# [Work to be completed]
Using the records below, locate all lines containing "olisi" and return them.

Dataset entries:
>>>>

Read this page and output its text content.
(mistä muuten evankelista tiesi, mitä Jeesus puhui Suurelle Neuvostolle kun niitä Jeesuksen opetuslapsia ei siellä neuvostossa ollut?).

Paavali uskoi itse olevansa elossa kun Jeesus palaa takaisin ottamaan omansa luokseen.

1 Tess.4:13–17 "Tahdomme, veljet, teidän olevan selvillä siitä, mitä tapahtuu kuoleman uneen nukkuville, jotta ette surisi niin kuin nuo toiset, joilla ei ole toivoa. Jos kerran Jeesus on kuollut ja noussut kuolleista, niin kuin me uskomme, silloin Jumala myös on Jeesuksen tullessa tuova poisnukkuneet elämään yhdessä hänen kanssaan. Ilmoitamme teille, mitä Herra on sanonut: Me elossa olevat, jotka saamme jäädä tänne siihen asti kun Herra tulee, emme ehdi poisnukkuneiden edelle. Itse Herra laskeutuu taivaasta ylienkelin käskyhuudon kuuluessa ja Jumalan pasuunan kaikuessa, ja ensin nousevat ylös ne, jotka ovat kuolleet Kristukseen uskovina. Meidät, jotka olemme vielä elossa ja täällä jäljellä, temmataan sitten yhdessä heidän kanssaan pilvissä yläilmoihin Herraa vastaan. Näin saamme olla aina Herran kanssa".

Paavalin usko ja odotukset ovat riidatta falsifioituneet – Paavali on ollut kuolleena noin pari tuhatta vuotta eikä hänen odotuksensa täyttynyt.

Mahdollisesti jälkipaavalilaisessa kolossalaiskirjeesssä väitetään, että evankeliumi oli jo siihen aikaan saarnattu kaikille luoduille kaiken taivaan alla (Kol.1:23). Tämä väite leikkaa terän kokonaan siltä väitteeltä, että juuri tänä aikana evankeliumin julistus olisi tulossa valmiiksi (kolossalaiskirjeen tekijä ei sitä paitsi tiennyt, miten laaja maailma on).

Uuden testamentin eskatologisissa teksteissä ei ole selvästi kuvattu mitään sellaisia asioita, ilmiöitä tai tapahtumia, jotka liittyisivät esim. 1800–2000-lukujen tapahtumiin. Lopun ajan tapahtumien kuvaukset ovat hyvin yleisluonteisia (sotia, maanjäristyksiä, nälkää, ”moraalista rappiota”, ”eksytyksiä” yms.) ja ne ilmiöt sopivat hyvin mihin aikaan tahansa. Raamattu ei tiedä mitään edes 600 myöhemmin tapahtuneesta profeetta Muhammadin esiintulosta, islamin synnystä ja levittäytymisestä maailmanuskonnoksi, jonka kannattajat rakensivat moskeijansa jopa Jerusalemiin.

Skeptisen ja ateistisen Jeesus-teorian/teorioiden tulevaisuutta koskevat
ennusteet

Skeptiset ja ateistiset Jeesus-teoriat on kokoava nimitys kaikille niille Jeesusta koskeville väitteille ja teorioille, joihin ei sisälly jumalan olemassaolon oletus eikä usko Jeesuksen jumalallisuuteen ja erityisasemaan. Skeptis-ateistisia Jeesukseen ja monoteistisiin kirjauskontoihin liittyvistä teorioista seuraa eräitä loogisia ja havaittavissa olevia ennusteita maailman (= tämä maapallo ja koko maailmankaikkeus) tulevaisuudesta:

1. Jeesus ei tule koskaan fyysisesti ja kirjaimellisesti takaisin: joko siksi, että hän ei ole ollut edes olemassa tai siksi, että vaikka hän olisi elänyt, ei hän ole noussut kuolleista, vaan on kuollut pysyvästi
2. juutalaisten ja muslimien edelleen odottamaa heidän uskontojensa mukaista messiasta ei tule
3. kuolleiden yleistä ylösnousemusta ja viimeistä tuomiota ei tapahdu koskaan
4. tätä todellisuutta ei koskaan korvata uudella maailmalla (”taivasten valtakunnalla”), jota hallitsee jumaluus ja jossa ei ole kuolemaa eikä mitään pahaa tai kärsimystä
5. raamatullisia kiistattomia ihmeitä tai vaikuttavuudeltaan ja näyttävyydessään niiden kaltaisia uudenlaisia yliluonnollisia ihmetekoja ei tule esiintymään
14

<<<<

# [Answer in full]
Mahdollisesti jälkipaavalilaisessa kolossalaiskirjeesssä väitetään, että evankeliumi oli jo siihen aikaan saarnattu kaikille luoduille kaiken taivaan alla (Kol.1:23). Tämä väite leikkaa terän kokonaan siltä väitteeltä, että juuri tänä aikana evankeliumin julistus olisi tulossa valmiiksi (kolossalaiskirjeen tekijä ei sitä paitsi tiennyt, miten laaja maailma on).
1. Jeesus ei tule koskaan fyysisesti ja kirjaimellisesti takaisin: joko siksi, että hän ei ole ollut edes olemassa tai siksi, että vaikka hän olisi elänyt, ei hän ole noussut kuolleista, vaan on kuollut pysyvästi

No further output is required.